--- WHAT TO WORK ON ---
Pictures do not belong in the copy, so please give every entry below again exactly.

········

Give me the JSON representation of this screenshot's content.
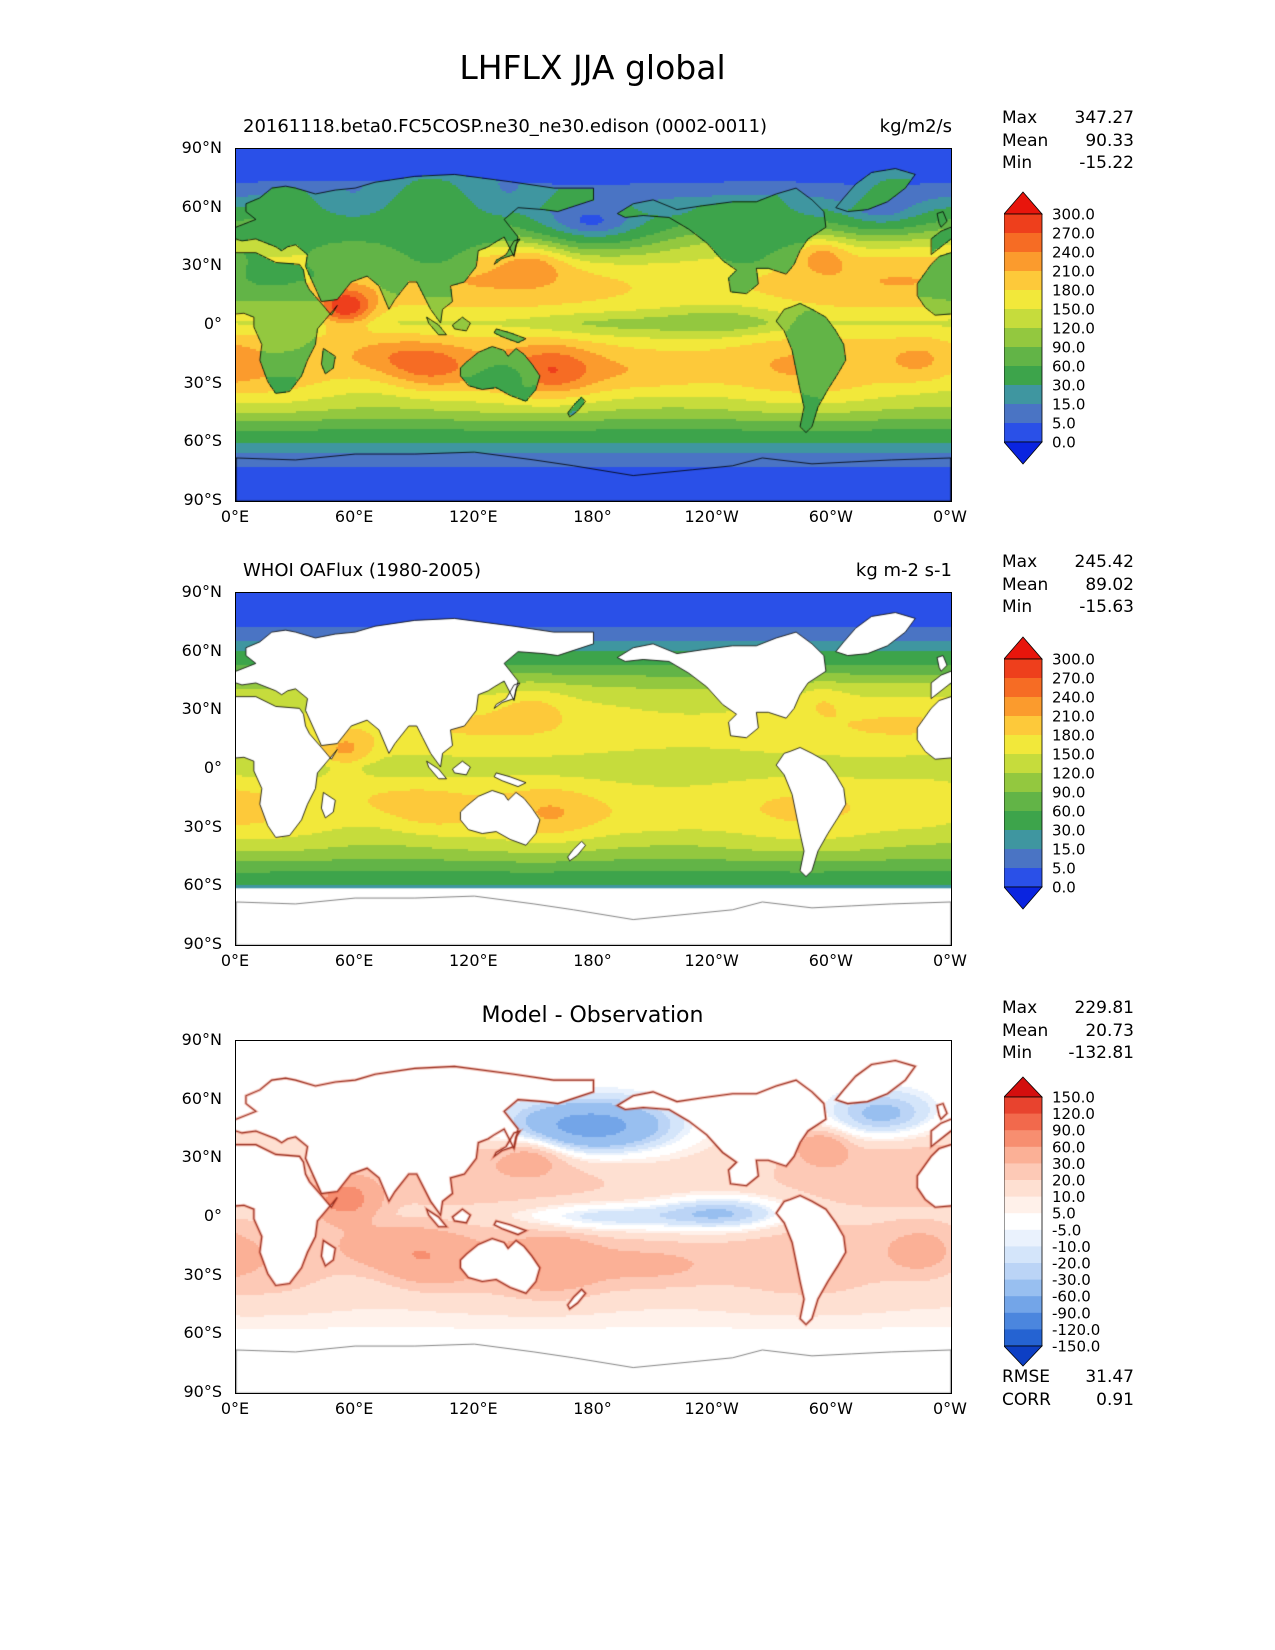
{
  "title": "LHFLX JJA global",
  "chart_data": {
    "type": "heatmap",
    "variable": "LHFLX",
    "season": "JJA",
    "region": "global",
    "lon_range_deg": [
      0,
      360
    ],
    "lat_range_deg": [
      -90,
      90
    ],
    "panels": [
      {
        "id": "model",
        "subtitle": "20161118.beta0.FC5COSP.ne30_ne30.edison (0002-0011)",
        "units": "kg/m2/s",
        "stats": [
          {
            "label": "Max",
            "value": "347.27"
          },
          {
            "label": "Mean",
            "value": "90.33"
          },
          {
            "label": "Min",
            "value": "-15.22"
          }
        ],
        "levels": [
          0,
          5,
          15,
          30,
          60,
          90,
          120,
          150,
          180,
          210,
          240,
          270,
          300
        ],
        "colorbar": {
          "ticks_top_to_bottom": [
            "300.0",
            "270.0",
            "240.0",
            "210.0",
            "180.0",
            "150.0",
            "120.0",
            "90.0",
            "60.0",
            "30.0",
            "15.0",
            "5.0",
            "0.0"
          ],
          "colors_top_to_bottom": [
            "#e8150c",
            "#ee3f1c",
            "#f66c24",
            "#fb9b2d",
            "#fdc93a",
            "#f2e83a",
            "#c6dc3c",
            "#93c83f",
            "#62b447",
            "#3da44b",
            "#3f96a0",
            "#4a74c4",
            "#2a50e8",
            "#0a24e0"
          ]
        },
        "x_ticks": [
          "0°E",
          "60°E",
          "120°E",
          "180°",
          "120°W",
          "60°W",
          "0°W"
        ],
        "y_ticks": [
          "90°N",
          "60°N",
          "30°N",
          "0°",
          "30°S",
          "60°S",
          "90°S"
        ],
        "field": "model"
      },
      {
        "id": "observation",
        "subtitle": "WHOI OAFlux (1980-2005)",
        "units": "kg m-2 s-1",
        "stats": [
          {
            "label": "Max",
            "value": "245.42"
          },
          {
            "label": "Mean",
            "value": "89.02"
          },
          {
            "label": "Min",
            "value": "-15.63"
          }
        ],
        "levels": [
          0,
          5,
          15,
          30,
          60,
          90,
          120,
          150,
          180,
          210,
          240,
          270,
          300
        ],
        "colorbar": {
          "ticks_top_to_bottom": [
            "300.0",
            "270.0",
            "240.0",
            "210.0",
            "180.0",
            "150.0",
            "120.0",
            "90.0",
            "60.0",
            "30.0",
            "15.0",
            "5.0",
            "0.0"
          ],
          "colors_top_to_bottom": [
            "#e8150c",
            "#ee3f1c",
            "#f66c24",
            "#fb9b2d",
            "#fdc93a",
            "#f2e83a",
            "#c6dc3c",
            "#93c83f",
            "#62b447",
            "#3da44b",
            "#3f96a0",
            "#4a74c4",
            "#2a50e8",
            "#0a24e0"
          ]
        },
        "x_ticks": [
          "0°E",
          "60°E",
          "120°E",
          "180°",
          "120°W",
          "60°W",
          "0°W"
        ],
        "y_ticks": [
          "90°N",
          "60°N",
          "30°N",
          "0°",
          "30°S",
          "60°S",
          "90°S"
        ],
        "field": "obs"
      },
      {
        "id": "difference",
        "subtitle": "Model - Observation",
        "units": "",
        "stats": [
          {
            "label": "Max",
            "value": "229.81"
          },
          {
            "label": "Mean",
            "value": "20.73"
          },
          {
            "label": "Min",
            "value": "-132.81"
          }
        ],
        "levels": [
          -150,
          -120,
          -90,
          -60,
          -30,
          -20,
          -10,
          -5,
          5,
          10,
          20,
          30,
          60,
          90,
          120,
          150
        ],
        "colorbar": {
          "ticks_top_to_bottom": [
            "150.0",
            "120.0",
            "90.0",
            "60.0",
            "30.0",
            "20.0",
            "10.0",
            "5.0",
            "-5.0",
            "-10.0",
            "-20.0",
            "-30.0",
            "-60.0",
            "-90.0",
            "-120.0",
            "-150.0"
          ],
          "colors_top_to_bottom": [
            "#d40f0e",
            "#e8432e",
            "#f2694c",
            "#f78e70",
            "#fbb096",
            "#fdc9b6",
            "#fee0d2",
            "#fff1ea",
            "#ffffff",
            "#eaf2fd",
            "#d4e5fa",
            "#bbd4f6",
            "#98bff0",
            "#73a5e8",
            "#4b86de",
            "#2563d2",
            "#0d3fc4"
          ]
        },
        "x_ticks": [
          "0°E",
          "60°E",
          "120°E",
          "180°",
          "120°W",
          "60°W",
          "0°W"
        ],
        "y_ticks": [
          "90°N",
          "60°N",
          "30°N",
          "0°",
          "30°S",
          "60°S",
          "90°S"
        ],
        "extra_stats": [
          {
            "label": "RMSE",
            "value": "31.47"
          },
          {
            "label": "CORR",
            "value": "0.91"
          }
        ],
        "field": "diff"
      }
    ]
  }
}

········

--- RESPONSE FOR THIS EXERCISE ---
Give me the JSON representation of this screenshot's content.
{
  "title": "LHFLX JJA global",
  "chart_data": {
    "type": "heatmap",
    "variable": "LHFLX",
    "season": "JJA",
    "region": "global",
    "lon_range_deg": [
      0,
      360
    ],
    "lat_range_deg": [
      -90,
      90
    ],
    "panels": [
      {
        "id": "model",
        "subtitle": "20161118.beta0.FC5COSP.ne30_ne30.edison (0002-0011)",
        "units": "kg/m2/s",
        "stats": [
          {
            "label": "Max",
            "value": "347.27"
          },
          {
            "label": "Mean",
            "value": "90.33"
          },
          {
            "label": "Min",
            "value": "-15.22"
          }
        ],
        "levels": [
          0,
          5,
          15,
          30,
          60,
          90,
          120,
          150,
          180,
          210,
          240,
          270,
          300
        ],
        "colorbar": {
          "ticks_top_to_bottom": [
            "300.0",
            "270.0",
            "240.0",
            "210.0",
            "180.0",
            "150.0",
            "120.0",
            "90.0",
            "60.0",
            "30.0",
            "15.0",
            "5.0",
            "0.0"
          ],
          "colors_top_to_bottom": [
            "#e8150c",
            "#ee3f1c",
            "#f66c24",
            "#fb9b2d",
            "#fdc93a",
            "#f2e83a",
            "#c6dc3c",
            "#93c83f",
            "#62b447",
            "#3da44b",
            "#3f96a0",
            "#4a74c4",
            "#2a50e8",
            "#0a24e0"
          ]
        },
        "x_ticks": [
          "0°E",
          "60°E",
          "120°E",
          "180°",
          "120°W",
          "60°W",
          "0°W"
        ],
        "y_ticks": [
          "90°N",
          "60°N",
          "30°N",
          "0°",
          "30°S",
          "60°S",
          "90°S"
        ],
        "field": "model"
      },
      {
        "id": "observation",
        "subtitle": "WHOI OAFlux (1980-2005)",
        "units": "kg m-2 s-1",
        "stats": [
          {
            "label": "Max",
            "value": "245.42"
          },
          {
            "label": "Mean",
            "value": "89.02"
          },
          {
            "label": "Min",
            "value": "-15.63"
          }
        ],
        "levels": [
          0,
          5,
          15,
          30,
          60,
          90,
          120,
          150,
          180,
          210,
          240,
          270,
          300
        ],
        "colorbar": {
          "ticks_top_to_bottom": [
            "300.0",
            "270.0",
            "240.0",
            "210.0",
            "180.0",
            "150.0",
            "120.0",
            "90.0",
            "60.0",
            "30.0",
            "15.0",
            "5.0",
            "0.0"
          ],
          "colors_top_to_bottom": [
            "#e8150c",
            "#ee3f1c",
            "#f66c24",
            "#fb9b2d",
            "#fdc93a",
            "#f2e83a",
            "#c6dc3c",
            "#93c83f",
            "#62b447",
            "#3da44b",
            "#3f96a0",
            "#4a74c4",
            "#2a50e8",
            "#0a24e0"
          ]
        },
        "x_ticks": [
          "0°E",
          "60°E",
          "120°E",
          "180°",
          "120°W",
          "60°W",
          "0°W"
        ],
        "y_ticks": [
          "90°N",
          "60°N",
          "30°N",
          "0°",
          "30°S",
          "60°S",
          "90°S"
        ],
        "field": "obs"
      },
      {
        "id": "difference",
        "subtitle": "Model - Observation",
        "units": "",
        "stats": [
          {
            "label": "Max",
            "value": "229.81"
          },
          {
            "label": "Mean",
            "value": "20.73"
          },
          {
            "label": "Min",
            "value": "-132.81"
          }
        ],
        "levels": [
          -150,
          -120,
          -90,
          -60,
          -30,
          -20,
          -10,
          -5,
          5,
          10,
          20,
          30,
          60,
          90,
          120,
          150
        ],
        "colorbar": {
          "ticks_top_to_bottom": [
            "150.0",
            "120.0",
            "90.0",
            "60.0",
            "30.0",
            "20.0",
            "10.0",
            "5.0",
            "-5.0",
            "-10.0",
            "-20.0",
            "-30.0",
            "-60.0",
            "-90.0",
            "-120.0",
            "-150.0"
          ],
          "colors_top_to_bottom": [
            "#d40f0e",
            "#e8432e",
            "#f2694c",
            "#f78e70",
            "#fbb096",
            "#fdc9b6",
            "#fee0d2",
            "#fff1ea",
            "#ffffff",
            "#eaf2fd",
            "#d4e5fa",
            "#bbd4f6",
            "#98bff0",
            "#73a5e8",
            "#4b86de",
            "#2563d2",
            "#0d3fc4"
          ]
        },
        "x_ticks": [
          "0°E",
          "60°E",
          "120°E",
          "180°",
          "120°W",
          "60°W",
          "0°W"
        ],
        "y_ticks": [
          "90°N",
          "60°N",
          "30°N",
          "0°",
          "30°S",
          "60°S",
          "90°S"
        ],
        "extra_stats": [
          {
            "label": "RMSE",
            "value": "31.47"
          },
          {
            "label": "CORR",
            "value": "0.91"
          }
        ],
        "field": "diff"
      }
    ]
  }
}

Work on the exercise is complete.